* START The records *
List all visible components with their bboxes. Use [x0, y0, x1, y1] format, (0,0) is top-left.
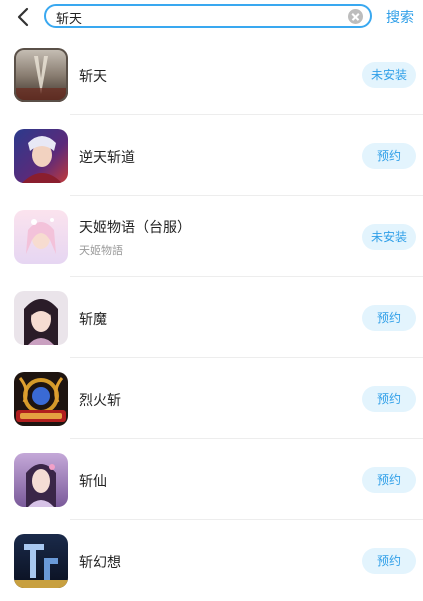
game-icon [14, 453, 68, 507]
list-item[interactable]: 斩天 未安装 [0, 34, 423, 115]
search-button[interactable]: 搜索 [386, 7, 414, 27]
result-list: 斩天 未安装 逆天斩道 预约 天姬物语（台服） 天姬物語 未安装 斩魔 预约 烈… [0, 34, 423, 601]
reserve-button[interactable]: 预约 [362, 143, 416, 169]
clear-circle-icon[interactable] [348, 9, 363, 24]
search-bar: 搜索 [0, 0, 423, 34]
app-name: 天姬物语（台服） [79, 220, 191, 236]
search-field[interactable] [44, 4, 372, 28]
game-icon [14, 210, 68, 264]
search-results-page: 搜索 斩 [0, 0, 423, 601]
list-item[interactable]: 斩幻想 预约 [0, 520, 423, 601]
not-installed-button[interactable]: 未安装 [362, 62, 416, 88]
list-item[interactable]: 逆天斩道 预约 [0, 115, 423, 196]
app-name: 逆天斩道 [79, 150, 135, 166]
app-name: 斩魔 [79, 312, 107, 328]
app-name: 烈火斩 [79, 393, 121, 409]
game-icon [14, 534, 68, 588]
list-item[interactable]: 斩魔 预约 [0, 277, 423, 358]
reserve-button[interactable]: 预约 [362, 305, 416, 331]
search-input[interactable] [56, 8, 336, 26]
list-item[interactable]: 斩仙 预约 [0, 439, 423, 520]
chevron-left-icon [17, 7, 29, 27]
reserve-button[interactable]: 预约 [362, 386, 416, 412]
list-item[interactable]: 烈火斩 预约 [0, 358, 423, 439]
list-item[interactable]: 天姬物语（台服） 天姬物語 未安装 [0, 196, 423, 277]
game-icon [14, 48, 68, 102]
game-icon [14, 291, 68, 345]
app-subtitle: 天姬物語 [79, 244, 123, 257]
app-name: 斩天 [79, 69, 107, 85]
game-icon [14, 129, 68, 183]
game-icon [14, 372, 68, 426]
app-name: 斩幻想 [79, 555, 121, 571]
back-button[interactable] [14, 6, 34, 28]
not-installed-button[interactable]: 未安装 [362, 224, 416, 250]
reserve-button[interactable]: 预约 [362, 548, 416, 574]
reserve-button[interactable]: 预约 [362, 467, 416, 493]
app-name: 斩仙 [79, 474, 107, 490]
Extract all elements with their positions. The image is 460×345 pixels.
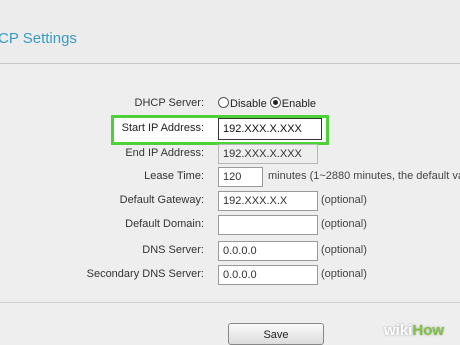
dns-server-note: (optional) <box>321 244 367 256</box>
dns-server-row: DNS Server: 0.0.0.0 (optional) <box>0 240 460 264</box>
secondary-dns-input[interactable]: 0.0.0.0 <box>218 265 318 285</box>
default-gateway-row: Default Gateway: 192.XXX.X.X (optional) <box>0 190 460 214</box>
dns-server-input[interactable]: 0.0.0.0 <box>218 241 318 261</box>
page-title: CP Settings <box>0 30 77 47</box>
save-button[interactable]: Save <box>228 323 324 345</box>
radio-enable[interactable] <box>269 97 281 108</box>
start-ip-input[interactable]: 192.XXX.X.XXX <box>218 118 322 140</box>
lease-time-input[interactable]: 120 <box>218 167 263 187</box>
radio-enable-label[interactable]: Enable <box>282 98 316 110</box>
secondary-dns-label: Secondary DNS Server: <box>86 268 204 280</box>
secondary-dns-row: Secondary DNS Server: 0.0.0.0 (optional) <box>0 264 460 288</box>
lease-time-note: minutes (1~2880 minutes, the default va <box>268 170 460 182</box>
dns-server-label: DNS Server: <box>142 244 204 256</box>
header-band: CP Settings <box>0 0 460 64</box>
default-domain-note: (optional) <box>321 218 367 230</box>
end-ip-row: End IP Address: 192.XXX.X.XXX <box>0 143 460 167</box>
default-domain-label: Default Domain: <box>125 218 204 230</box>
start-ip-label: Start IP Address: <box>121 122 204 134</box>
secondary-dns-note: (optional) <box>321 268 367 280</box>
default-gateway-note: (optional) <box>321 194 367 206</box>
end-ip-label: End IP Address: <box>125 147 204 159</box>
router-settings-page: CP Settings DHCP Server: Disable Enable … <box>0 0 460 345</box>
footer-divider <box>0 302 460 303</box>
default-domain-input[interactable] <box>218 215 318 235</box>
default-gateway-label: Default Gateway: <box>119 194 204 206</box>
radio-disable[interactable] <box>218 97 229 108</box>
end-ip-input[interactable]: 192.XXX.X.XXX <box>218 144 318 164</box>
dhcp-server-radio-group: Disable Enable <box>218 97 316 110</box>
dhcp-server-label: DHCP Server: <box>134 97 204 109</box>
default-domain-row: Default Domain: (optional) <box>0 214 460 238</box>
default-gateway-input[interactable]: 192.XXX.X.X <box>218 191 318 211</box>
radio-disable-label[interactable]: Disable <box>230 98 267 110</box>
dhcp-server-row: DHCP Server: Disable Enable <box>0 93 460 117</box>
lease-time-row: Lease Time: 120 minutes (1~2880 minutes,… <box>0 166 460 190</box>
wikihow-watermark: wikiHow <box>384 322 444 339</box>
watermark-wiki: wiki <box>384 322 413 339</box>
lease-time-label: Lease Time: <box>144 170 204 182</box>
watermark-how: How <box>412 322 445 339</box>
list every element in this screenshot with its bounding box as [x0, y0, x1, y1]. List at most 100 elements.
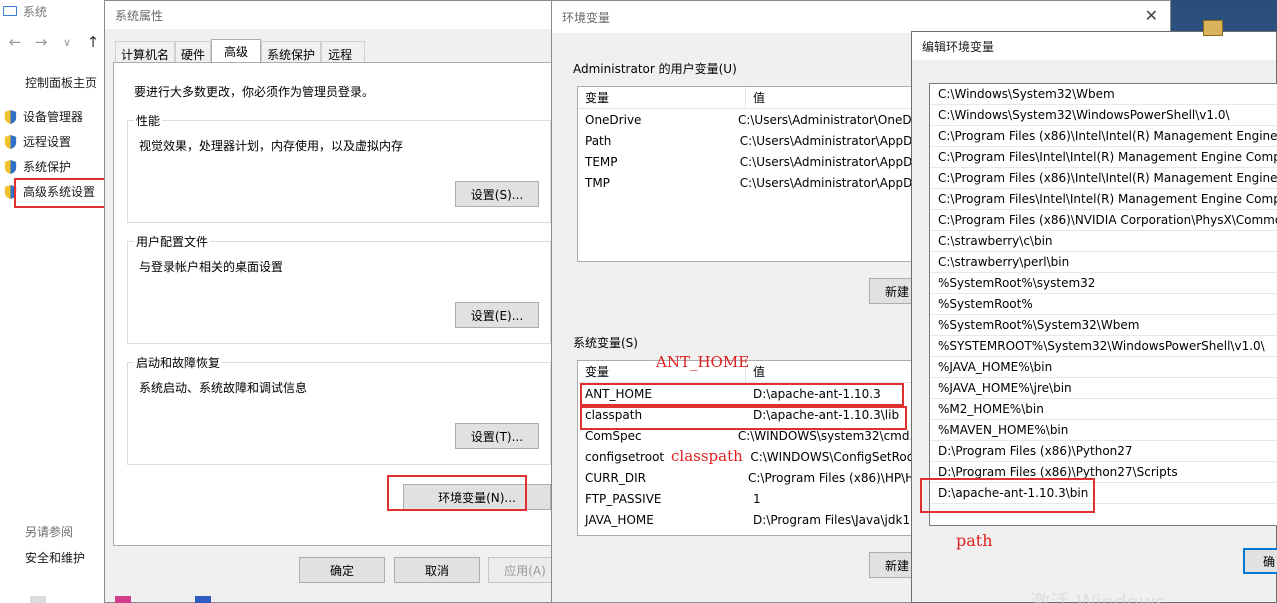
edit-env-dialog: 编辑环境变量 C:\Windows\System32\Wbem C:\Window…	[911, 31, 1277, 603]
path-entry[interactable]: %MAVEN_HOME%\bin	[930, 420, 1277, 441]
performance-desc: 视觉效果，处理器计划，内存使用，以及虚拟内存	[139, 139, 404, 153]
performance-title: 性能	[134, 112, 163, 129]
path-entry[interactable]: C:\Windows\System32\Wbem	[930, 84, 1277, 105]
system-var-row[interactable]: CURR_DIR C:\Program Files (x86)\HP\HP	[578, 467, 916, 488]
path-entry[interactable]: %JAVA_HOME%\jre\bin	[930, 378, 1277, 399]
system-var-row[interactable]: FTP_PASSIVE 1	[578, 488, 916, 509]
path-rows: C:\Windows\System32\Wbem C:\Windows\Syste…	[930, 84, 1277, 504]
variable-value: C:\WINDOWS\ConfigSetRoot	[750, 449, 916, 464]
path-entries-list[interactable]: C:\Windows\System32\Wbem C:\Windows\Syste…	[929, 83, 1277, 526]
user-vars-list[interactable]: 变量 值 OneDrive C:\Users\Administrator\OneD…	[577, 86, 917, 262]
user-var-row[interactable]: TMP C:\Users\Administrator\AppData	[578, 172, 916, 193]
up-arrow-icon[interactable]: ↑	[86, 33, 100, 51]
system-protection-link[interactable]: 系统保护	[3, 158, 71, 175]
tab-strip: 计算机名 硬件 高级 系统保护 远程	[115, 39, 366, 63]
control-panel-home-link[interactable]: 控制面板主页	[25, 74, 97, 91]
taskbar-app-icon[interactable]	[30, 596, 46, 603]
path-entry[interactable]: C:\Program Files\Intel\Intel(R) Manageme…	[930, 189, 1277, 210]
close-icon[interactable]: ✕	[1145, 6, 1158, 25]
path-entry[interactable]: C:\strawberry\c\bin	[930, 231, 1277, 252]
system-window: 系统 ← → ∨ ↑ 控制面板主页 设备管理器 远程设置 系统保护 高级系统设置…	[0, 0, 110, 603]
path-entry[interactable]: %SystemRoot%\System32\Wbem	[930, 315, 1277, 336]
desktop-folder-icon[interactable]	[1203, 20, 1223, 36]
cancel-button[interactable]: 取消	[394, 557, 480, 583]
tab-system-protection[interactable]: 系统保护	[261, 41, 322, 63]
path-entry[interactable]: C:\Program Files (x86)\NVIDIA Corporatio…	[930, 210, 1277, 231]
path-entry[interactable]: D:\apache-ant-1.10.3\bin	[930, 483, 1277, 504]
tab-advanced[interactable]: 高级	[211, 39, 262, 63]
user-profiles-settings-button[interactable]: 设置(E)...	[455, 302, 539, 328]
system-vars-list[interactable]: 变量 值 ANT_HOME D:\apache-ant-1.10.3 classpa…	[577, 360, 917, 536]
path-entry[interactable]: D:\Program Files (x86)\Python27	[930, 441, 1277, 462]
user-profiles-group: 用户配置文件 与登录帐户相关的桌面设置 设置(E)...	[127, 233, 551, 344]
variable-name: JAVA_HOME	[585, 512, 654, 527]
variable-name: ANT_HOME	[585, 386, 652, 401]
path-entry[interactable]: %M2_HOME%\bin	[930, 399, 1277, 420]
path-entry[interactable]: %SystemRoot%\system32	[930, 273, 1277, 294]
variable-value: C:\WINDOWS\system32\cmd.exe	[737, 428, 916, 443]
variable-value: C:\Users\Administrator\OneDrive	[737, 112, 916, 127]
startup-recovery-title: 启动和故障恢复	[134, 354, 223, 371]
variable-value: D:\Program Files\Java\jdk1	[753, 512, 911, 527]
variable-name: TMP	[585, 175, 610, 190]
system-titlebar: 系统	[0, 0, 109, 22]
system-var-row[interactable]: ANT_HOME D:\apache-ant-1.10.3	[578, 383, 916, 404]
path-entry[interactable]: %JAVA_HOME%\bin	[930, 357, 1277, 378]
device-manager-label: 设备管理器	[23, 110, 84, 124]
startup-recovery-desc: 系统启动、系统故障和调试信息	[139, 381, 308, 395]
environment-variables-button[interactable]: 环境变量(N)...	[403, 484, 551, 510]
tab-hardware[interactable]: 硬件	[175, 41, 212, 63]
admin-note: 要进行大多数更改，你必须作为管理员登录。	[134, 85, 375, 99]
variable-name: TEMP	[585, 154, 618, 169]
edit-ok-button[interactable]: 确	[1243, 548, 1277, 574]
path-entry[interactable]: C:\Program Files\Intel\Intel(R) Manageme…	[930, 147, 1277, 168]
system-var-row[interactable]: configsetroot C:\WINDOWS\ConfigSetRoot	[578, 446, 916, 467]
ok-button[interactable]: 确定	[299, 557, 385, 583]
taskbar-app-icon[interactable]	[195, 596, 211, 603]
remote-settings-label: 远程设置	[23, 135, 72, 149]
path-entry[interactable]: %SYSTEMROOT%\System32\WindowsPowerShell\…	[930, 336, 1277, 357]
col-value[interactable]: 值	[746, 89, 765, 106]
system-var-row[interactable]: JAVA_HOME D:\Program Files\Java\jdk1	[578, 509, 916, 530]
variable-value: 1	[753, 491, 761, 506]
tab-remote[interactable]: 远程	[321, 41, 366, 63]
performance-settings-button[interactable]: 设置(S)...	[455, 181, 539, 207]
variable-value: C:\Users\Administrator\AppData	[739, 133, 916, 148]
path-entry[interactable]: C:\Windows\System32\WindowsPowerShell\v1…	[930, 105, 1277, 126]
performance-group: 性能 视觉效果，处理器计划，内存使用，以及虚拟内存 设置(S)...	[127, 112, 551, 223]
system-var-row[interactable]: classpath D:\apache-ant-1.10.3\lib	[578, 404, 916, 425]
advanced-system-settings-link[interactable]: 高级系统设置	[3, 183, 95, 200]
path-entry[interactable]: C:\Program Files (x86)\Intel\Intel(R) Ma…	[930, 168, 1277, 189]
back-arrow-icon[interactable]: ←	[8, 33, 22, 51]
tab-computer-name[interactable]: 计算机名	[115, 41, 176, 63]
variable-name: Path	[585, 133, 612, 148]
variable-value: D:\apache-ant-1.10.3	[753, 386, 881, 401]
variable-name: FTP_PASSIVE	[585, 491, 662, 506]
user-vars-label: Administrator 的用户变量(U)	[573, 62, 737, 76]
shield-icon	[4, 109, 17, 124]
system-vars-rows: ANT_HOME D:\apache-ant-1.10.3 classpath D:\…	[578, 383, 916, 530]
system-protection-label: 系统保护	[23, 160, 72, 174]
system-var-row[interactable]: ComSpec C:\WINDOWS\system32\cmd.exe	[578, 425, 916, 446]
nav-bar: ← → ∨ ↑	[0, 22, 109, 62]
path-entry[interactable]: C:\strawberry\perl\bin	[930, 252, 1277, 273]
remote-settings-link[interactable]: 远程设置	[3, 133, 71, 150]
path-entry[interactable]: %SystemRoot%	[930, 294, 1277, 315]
* END The records *
Retype the lines in the records above exactly as they appear, starting with the line that contains "dns-server-note: (optional) <box>321" and going on through the line that contains "dns-server-input[interactable]: 0.0.0.0 <box>218".

dns-server-note: (optional) <box>321 244 367 256</box>
dns-server-row: DNS Server: 0.0.0.0 (optional) <box>0 240 460 264</box>
secondary-dns-input[interactable]: 0.0.0.0 <box>218 265 318 285</box>
default-gateway-row: Default Gateway: 192.XXX.X.X (optional) <box>0 190 460 214</box>
dns-server-input[interactable]: 0.0.0.0 <box>218 241 318 261</box>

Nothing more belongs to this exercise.